EXERCISE DIRECTIONS => Omit every picture and write out the rest of the records exactly.

RECORDS FOR THE TASK =>
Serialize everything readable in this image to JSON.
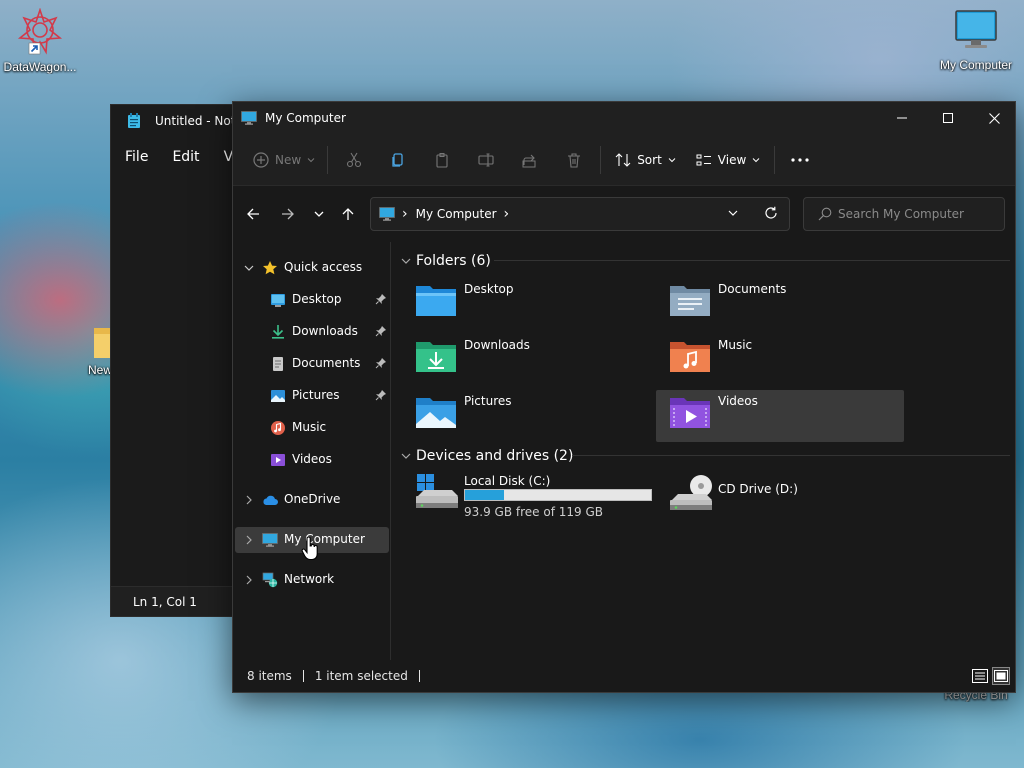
{
  "desktop": {
    "icons": [
      {
        "label": "DataWagon..."
      },
      {
        "label": "My Computer"
      },
      {
        "label": "New"
      },
      {
        "label": "Recycle Bin"
      }
    ]
  },
  "notepad": {
    "title": "Untitled - Not",
    "menu": [
      "File",
      "Edit",
      "V"
    ],
    "status": "Ln 1, Col 1"
  },
  "explorer": {
    "title": "My Computer",
    "commands": {
      "new_label": "New",
      "sort_label": "Sort",
      "view_label": "View"
    },
    "address": {
      "path": "My Computer",
      "separator": "›"
    },
    "search": {
      "placeholder": "Search My Computer"
    },
    "nav": {
      "quick_access": "Quick access",
      "items": [
        {
          "label": "Desktop",
          "pinned": true
        },
        {
          "label": "Downloads",
          "pinned": true
        },
        {
          "label": "Documents",
          "pinned": true
        },
        {
          "label": "Pictures",
          "pinned": true
        },
        {
          "label": "Music",
          "pinned": false
        },
        {
          "label": "Videos",
          "pinned": false
        }
      ],
      "onedrive": "OneDrive",
      "my_computer": "My Computer",
      "network": "Network"
    },
    "folders_header": "Folders (6)",
    "folders": [
      {
        "name": "Desktop"
      },
      {
        "name": "Documents"
      },
      {
        "name": "Downloads"
      },
      {
        "name": "Music"
      },
      {
        "name": "Pictures"
      },
      {
        "name": "Videos",
        "selected": true
      }
    ],
    "drives_header": "Devices and drives (2)",
    "drives": [
      {
        "name": "Local Disk (C:)",
        "free": "93.9 GB free of 119 GB",
        "used_fraction": 0.21
      },
      {
        "name": "CD Drive (D:)"
      }
    ],
    "status": {
      "items": "8 items",
      "selected": "1 item selected"
    }
  },
  "colors": {
    "accent": "#26a0da",
    "window_bg": "#191919",
    "chrome_bg": "#202020",
    "selection": "#3b3b3b"
  }
}
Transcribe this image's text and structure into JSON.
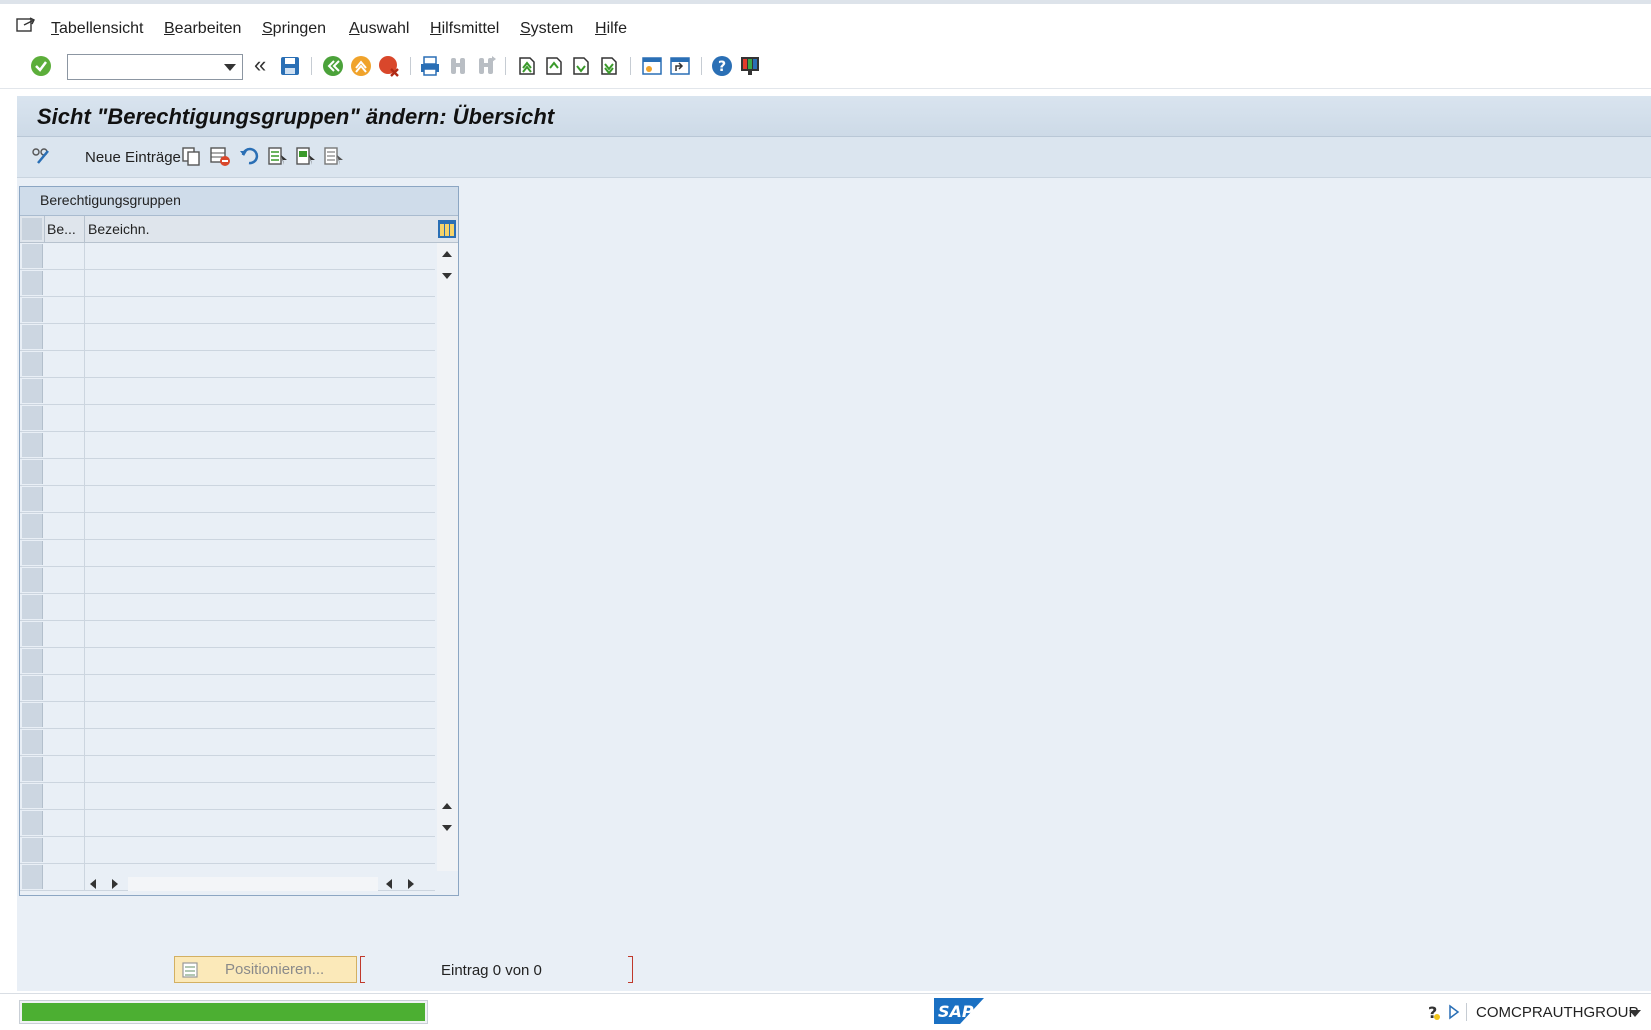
{
  "menu": {
    "items": [
      "Tabellensicht",
      "Bearbeiten",
      "Springen",
      "Auswahl",
      "Hilfsmittel",
      "System",
      "Hilfe"
    ]
  },
  "toolbar": {
    "command_value": "",
    "icons": [
      "enter-icon",
      "command-dropdown",
      "double-chevron-icon",
      "save-icon",
      "back-icon",
      "exit-icon",
      "cancel-icon",
      "print-icon",
      "find-icon",
      "find-next-icon",
      "first-page-icon",
      "previous-page-icon",
      "next-page-icon",
      "last-page-icon",
      "new-session-icon",
      "shortcut-icon",
      "help-icon",
      "customize-layout-icon"
    ]
  },
  "title": "Sicht \"Berechtigungsgruppen\" ändern: Übersicht",
  "app_toolbar": {
    "new_entries_label": "Neue Einträge"
  },
  "table": {
    "title": "Berechtigungsgruppen",
    "columns": [
      "Be...",
      "Bezeichn."
    ],
    "row_count": 24,
    "rows": []
  },
  "position_button": "Positionieren...",
  "entry_status": "Eintrag 0 von 0",
  "status": {
    "progress_fraction": 1.0,
    "logo_text": "SAP",
    "system_name": "COMCPRAUTHGROUP"
  },
  "colors": {
    "main_background": "#e9eff6",
    "progress_green": "#4caf32",
    "position_button_bg": "#fbe9b9",
    "sap_blue": "#1a70c3"
  }
}
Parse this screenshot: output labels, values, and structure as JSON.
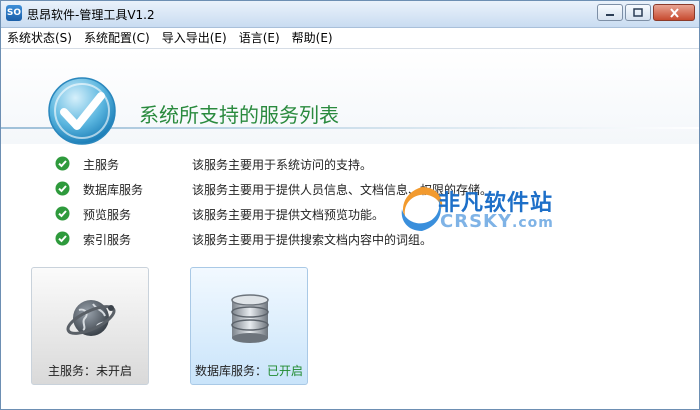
{
  "window": {
    "title": "思昂软件-管理工具V1.2",
    "icon_text": "SO"
  },
  "menu": [
    {
      "label": "系统状态(S)"
    },
    {
      "label": "系统配置(C)"
    },
    {
      "label": "导入导出(E)"
    },
    {
      "label": "语言(E)"
    },
    {
      "label": "帮助(E)"
    }
  ],
  "banner": {
    "title": "系统所支持的服务列表"
  },
  "services": [
    {
      "name": "主服务",
      "desc": "该服务主要用于系统访问的支持。"
    },
    {
      "name": "数据库服务",
      "desc": "该服务主要用于提供人员信息、文档信息、权限的存储。"
    },
    {
      "name": "预览服务",
      "desc": "该服务主要用于提供文档预览功能。"
    },
    {
      "name": "索引服务",
      "desc": "该服务主要用于提供搜索文档内容中的词组。"
    }
  ],
  "tiles": [
    {
      "label": "主服务：",
      "status": "未开启"
    },
    {
      "label": "数据库服务：",
      "status": "已开启"
    }
  ],
  "watermark": {
    "cn": "非凡软件站",
    "en": "CRSKY",
    "domain": ".com"
  },
  "colors": {
    "accent": "#2a8a3e",
    "status_on": "#1f8a2e",
    "title_bar": "#c9dcf1"
  }
}
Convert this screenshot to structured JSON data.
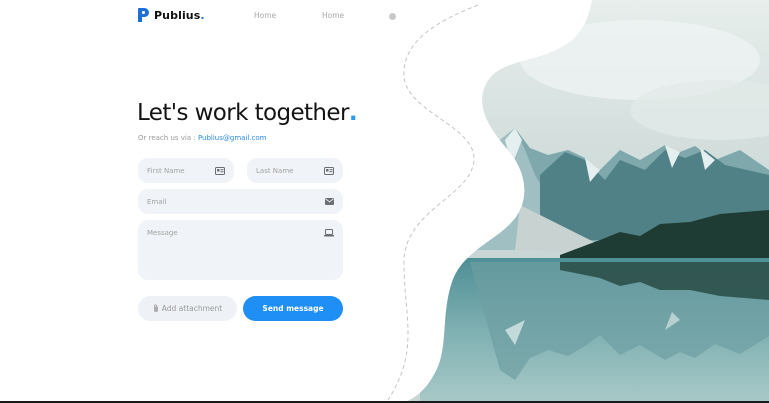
{
  "brand": {
    "name": "Publius",
    "dot": ".",
    "accent": "#1c6fd8"
  },
  "nav": {
    "links": [
      "Home",
      "Home"
    ]
  },
  "hero": {
    "title": "Let's work together",
    "title_dot": ".",
    "subtitle_prefix": "Or reach us via : ",
    "email": "Publius@gmail.com"
  },
  "form": {
    "first_name_placeholder": "First Name",
    "last_name_placeholder": "Last Name",
    "email_placeholder": "Email",
    "message_placeholder": "Message",
    "attach_label": "Add attachment",
    "send_label": "Send message"
  },
  "colors": {
    "accent": "#2b9af3",
    "button": "#1f8ff5",
    "field_bg": "#f0f3f7"
  },
  "icons": [
    "id-card-icon",
    "id-card-icon",
    "mail-icon",
    "laptop-icon",
    "paperclip-icon"
  ]
}
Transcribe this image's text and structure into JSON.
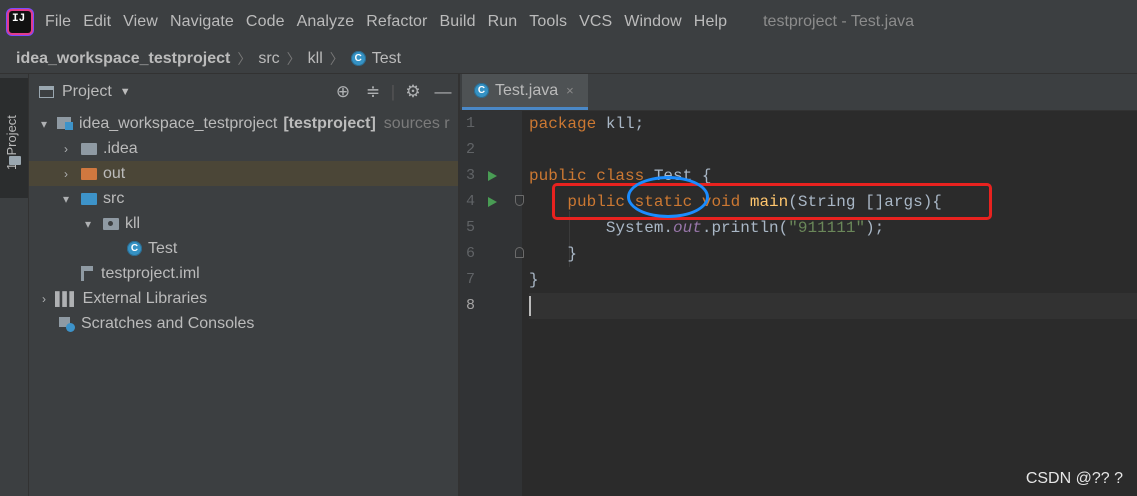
{
  "app": {
    "logo_text": "IJ",
    "window_title": "testproject - Test.java"
  },
  "menu": [
    "File",
    "Edit",
    "View",
    "Navigate",
    "Code",
    "Analyze",
    "Refactor",
    "Build",
    "Run",
    "Tools",
    "VCS",
    "Window",
    "Help"
  ],
  "breadcrumb": {
    "project": "idea_workspace_testproject",
    "src": "src",
    "package": "kll",
    "file": "Test"
  },
  "side_strip": {
    "tab_label": "1: Project"
  },
  "project_panel": {
    "title": "Project",
    "tree": {
      "root": {
        "label": "idea_workspace_testproject",
        "module": "[testproject]",
        "suffix": "sources r"
      },
      "idea": "idea",
      "out": "out",
      "src": "src",
      "kll": "kll",
      "test": "Test",
      "iml": "testproject.iml",
      "libs": "External Libraries",
      "scratches": "Scratches and Consoles"
    }
  },
  "editor": {
    "tab_label": "Test.java",
    "tab_close": "×",
    "line_numbers": [
      "1",
      "2",
      "3",
      "4",
      "5",
      "6",
      "7",
      "8"
    ],
    "current_line": 8,
    "code": {
      "l1_kw": "package",
      "l1_rest": " kll;",
      "l3_kw": "public class",
      "l3_rest": " Test {",
      "l4_kw1": "    public",
      "l4_kw2": " static",
      "l4_kw3": " void",
      "l4_fn": " main",
      "l4_rest": "(String []args){",
      "l5_a": "        System.",
      "l5_fld": "out",
      "l5_b": ".println(",
      "l5_str": "\"911111\"",
      "l5_c": ");",
      "l6": "    }",
      "l7": "}"
    }
  },
  "watermark": "CSDN @?? ?",
  "colors": {
    "background": "#2b2b2b",
    "panel": "#3c3f41",
    "keyword": "#cc7832",
    "function": "#ffc66d",
    "string": "#6a8759",
    "field": "#9876aa",
    "highlight_box": "#e8221f",
    "highlight_ellipse": "#1a8cff"
  }
}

FINISHED ANSWER =>
Serialize everything readable in this image to JSON.
{
  "desktop": {
    "icons": [
      {
        "label": "DataWagon..."
      },
      {
        "label": "My Computer"
      },
      {
        "label": "New"
      },
      {
        "label": "Recycle Bin"
      }
    ]
  },
  "notepad": {
    "title": "Untitled - Not",
    "menu": [
      "File",
      "Edit",
      "V"
    ],
    "status": "Ln 1, Col 1"
  },
  "explorer": {
    "title": "My Computer",
    "commands": {
      "new_label": "New",
      "sort_label": "Sort",
      "view_label": "View"
    },
    "address": {
      "path": "My Computer",
      "separator": "›"
    },
    "search": {
      "placeholder": "Search My Computer"
    },
    "nav": {
      "quick_access": "Quick access",
      "items": [
        {
          "label": "Desktop",
          "pinned": true
        },
        {
          "label": "Downloads",
          "pinned": true
        },
        {
          "label": "Documents",
          "pinned": true
        },
        {
          "label": "Pictures",
          "pinned": true
        },
        {
          "label": "Music",
          "pinned": false
        },
        {
          "label": "Videos",
          "pinned": false
        }
      ],
      "onedrive": "OneDrive",
      "my_computer": "My Computer",
      "network": "Network"
    },
    "folders_header": "Folders (6)",
    "folders": [
      {
        "name": "Desktop"
      },
      {
        "name": "Documents"
      },
      {
        "name": "Downloads"
      },
      {
        "name": "Music"
      },
      {
        "name": "Pictures"
      },
      {
        "name": "Videos",
        "selected": true
      }
    ],
    "drives_header": "Devices and drives (2)",
    "drives": [
      {
        "name": "Local Disk (C:)",
        "free": "93.9 GB free of 119 GB",
        "used_fraction": 0.21
      },
      {
        "name": "CD Drive (D:)"
      }
    ],
    "status": {
      "items": "8 items",
      "selected": "1 item selected"
    }
  },
  "colors": {
    "accent": "#26a0da",
    "window_bg": "#191919",
    "chrome_bg": "#202020",
    "selection": "#3b3b3b"
  }
}
Transcribe this image's text and structure into JSON.
{
  "menu": {
    "items": [
      "Tabellensicht",
      "Bearbeiten",
      "Springen",
      "Auswahl",
      "Hilfsmittel",
      "System",
      "Hilfe"
    ]
  },
  "toolbar": {
    "command_value": "",
    "icons": [
      "enter-icon",
      "command-dropdown",
      "double-chevron-icon",
      "save-icon",
      "back-icon",
      "exit-icon",
      "cancel-icon",
      "print-icon",
      "find-icon",
      "find-next-icon",
      "first-page-icon",
      "previous-page-icon",
      "next-page-icon",
      "last-page-icon",
      "new-session-icon",
      "shortcut-icon",
      "help-icon",
      "customize-layout-icon"
    ]
  },
  "title": "Sicht \"Berechtigungsgruppen\" ändern: Übersicht",
  "app_toolbar": {
    "new_entries_label": "Neue Einträge"
  },
  "table": {
    "title": "Berechtigungsgruppen",
    "columns": [
      "Be...",
      "Bezeichn."
    ],
    "row_count": 24,
    "rows": []
  },
  "position_button": "Positionieren...",
  "entry_status": "Eintrag 0 von 0",
  "status": {
    "progress_fraction": 1.0,
    "logo_text": "SAP",
    "system_name": "COMCPRAUTHGROUP"
  },
  "colors": {
    "main_background": "#e9eff6",
    "progress_green": "#4caf32",
    "position_button_bg": "#fbe9b9",
    "sap_blue": "#1a70c3"
  }
}
Parse this screenshot: output labels, values, and structure as JSON.
{
  "window": {
    "title": "思昂软件-管理工具V1.2",
    "icon_text": "SO"
  },
  "menu": [
    {
      "label": "系统状态(S)"
    },
    {
      "label": "系统配置(C)"
    },
    {
      "label": "导入导出(E)"
    },
    {
      "label": "语言(E)"
    },
    {
      "label": "帮助(E)"
    }
  ],
  "banner": {
    "title": "系统所支持的服务列表"
  },
  "services": [
    {
      "name": "主服务",
      "desc": "该服务主要用于系统访问的支持。"
    },
    {
      "name": "数据库服务",
      "desc": "该服务主要用于提供人员信息、文档信息、权限的存储。"
    },
    {
      "name": "预览服务",
      "desc": "该服务主要用于提供文档预览功能。"
    },
    {
      "name": "索引服务",
      "desc": "该服务主要用于提供搜索文档内容中的词组。"
    }
  ],
  "tiles": [
    {
      "label": "主服务：",
      "status": "未开启"
    },
    {
      "label": "数据库服务：",
      "status": "已开启"
    }
  ],
  "watermark": {
    "cn": "非凡软件站",
    "en": "CRSKY",
    "domain": ".com"
  },
  "colors": {
    "accent": "#2a8a3e",
    "status_on": "#1f8a2e",
    "title_bar": "#c9dcf1"
  }
}
Convert this screenshot to structured JSON data.
{
  "brand": {
    "name": "Publius",
    "dot": ".",
    "accent": "#1c6fd8"
  },
  "nav": {
    "links": [
      "Home",
      "Home"
    ]
  },
  "hero": {
    "title": "Let's work together",
    "title_dot": ".",
    "subtitle_prefix": "Or reach us via : ",
    "email": "Publius@gmail.com"
  },
  "form": {
    "first_name_placeholder": "First Name",
    "last_name_placeholder": "Last Name",
    "email_placeholder": "Email",
    "message_placeholder": "Message",
    "attach_label": "Add attachment",
    "send_label": "Send message"
  },
  "colors": {
    "accent": "#2b9af3",
    "button": "#1f8ff5",
    "field_bg": "#f0f3f7"
  },
  "icons": [
    "id-card-icon",
    "id-card-icon",
    "mail-icon",
    "laptop-icon",
    "paperclip-icon"
  ]
}
Transcribe this image's text and structure into JSON.
{
  "app": {
    "logo_text": "IJ",
    "window_title": "testproject - Test.java"
  },
  "menu": [
    "File",
    "Edit",
    "View",
    "Navigate",
    "Code",
    "Analyze",
    "Refactor",
    "Build",
    "Run",
    "Tools",
    "VCS",
    "Window",
    "Help"
  ],
  "breadcrumb": {
    "project": "idea_workspace_testproject",
    "src": "src",
    "package": "kll",
    "file": "Test"
  },
  "side_strip": {
    "tab_label": "1: Project"
  },
  "project_panel": {
    "title": "Project",
    "tree": {
      "root": {
        "label": "idea_workspace_testproject",
        "module": "[testproject]",
        "suffix": "sources r"
      },
      "idea": "idea",
      "out": "out",
      "src": "src",
      "kll": "kll",
      "test": "Test",
      "iml": "testproject.iml",
      "libs": "External Libraries",
      "scratches": "Scratches and Consoles"
    }
  },
  "editor": {
    "tab_label": "Test.java",
    "tab_close": "×",
    "line_numbers": [
      "1",
      "2",
      "3",
      "4",
      "5",
      "6",
      "7",
      "8"
    ],
    "current_line": 8,
    "code": {
      "l1_kw": "package",
      "l1_rest": " kll;",
      "l3_kw": "public class",
      "l3_rest": " Test {",
      "l4_kw1": "    public",
      "l4_kw2": " static",
      "l4_kw3": " void",
      "l4_fn": " main",
      "l4_rest": "(String []args){",
      "l5_a": "        System.",
      "l5_fld": "out",
      "l5_b": ".println(",
      "l5_str": "\"911111\"",
      "l5_c": ");",
      "l6": "    }",
      "l7": "}"
    }
  },
  "watermark": "CSDN @?? ?",
  "colors": {
    "background": "#2b2b2b",
    "panel": "#3c3f41",
    "keyword": "#cc7832",
    "function": "#ffc66d",
    "string": "#6a8759",
    "field": "#9876aa",
    "highlight_box": "#e8221f",
    "highlight_ellipse": "#1a8cff"
  }
}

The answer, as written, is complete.